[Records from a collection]
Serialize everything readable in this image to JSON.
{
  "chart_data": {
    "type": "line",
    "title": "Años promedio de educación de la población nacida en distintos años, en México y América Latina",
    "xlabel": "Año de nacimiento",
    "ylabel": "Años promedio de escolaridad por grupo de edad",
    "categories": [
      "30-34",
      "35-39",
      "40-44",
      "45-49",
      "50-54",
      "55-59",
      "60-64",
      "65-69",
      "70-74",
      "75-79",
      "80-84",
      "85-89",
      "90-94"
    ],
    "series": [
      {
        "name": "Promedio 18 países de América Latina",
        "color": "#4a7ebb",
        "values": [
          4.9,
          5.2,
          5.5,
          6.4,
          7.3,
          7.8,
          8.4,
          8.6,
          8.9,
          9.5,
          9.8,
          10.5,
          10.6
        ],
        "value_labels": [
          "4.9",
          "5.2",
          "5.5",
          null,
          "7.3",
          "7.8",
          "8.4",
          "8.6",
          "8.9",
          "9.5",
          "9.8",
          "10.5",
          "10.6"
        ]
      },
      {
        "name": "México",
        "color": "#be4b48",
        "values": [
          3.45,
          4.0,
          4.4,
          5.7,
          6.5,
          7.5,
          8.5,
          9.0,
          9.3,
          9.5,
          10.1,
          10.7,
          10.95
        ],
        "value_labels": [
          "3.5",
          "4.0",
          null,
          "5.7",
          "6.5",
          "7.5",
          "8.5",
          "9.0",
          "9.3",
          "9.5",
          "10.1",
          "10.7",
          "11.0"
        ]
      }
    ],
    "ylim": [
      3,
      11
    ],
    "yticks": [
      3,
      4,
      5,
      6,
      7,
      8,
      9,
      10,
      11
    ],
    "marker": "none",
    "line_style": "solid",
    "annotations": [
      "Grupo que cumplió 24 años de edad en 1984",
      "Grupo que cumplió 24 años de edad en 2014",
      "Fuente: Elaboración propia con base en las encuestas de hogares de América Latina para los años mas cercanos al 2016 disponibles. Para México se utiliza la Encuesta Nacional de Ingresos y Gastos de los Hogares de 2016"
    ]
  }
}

- YOUR OBJECTIVE -
Write out all the entries exactly.

- EXPECTED ANSWER -
Serialize everything readable in this image to JSON.
{
  "chart_data": {
    "type": "line",
    "title": "Años promedio de educación de la población nacida en distintos años, en México y América Latina",
    "xlabel": "Año de nacimiento",
    "ylabel": "Años promedio de escolaridad por grupo de edad",
    "categories": [
      "30-34",
      "35-39",
      "40-44",
      "45-49",
      "50-54",
      "55-59",
      "60-64",
      "65-69",
      "70-74",
      "75-79",
      "80-84",
      "85-89",
      "90-94"
    ],
    "series": [
      {
        "name": "Promedio 18 países de América Latina",
        "color": "#4a7ebb",
        "values": [
          4.9,
          5.2,
          5.5,
          6.4,
          7.3,
          7.8,
          8.4,
          8.6,
          8.9,
          9.5,
          9.8,
          10.5,
          10.6
        ],
        "value_labels": [
          "4.9",
          "5.2",
          "5.5",
          null,
          "7.3",
          "7.8",
          "8.4",
          "8.6",
          "8.9",
          "9.5",
          "9.8",
          "10.5",
          "10.6"
        ]
      },
      {
        "name": "México",
        "color": "#be4b48",
        "values": [
          3.45,
          4.0,
          4.4,
          5.7,
          6.5,
          7.5,
          8.5,
          9.0,
          9.3,
          9.5,
          10.1,
          10.7,
          10.95
        ],
        "value_labels": [
          "3.5",
          "4.0",
          null,
          "5.7",
          "6.5",
          "7.5",
          "8.5",
          "9.0",
          "9.3",
          "9.5",
          "10.1",
          "10.7",
          "11.0"
        ]
      }
    ],
    "ylim": [
      3,
      11
    ],
    "yticks": [
      3,
      4,
      5,
      6,
      7,
      8,
      9,
      10,
      11
    ],
    "marker": "none",
    "line_style": "solid",
    "annotations": [
      "Grupo que cumplió 24 años de edad en 1984",
      "Grupo que cumplió 24 años de edad en 2014",
      "Fuente: Elaboración propia con base en las encuestas de hogares de América Latina para los años mas cercanos al 2016 disponibles. Para México se utiliza la Encuesta Nacional de Ingresos y Gastos de los Hogares de 2016"
    ]
  }
}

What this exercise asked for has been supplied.